++++ STORED DATA ++++
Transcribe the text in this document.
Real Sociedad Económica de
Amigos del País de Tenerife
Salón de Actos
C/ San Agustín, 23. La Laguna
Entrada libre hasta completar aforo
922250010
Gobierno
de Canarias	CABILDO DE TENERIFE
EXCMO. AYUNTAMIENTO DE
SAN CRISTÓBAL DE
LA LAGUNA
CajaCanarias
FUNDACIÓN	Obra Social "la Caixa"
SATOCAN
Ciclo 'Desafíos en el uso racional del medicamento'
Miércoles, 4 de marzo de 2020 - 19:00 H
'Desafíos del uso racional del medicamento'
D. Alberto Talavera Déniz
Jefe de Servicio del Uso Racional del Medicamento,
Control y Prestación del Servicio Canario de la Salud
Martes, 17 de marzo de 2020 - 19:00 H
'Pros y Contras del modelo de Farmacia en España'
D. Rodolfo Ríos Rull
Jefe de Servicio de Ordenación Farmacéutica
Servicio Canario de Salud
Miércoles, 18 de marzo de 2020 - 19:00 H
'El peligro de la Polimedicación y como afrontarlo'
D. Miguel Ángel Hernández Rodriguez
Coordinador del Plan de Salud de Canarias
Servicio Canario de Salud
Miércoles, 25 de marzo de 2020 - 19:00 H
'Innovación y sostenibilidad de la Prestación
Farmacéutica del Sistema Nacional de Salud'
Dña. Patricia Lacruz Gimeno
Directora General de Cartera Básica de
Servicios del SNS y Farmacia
++++
◆ STATED GOAL
Pick out every line above that holds the word "Jefe" and copy it.

◆ COMPLETED TASK
Jefe de Servicio del Uso Racional del Medicamento,
Jefe de Servicio de Ordenación Farmacéutica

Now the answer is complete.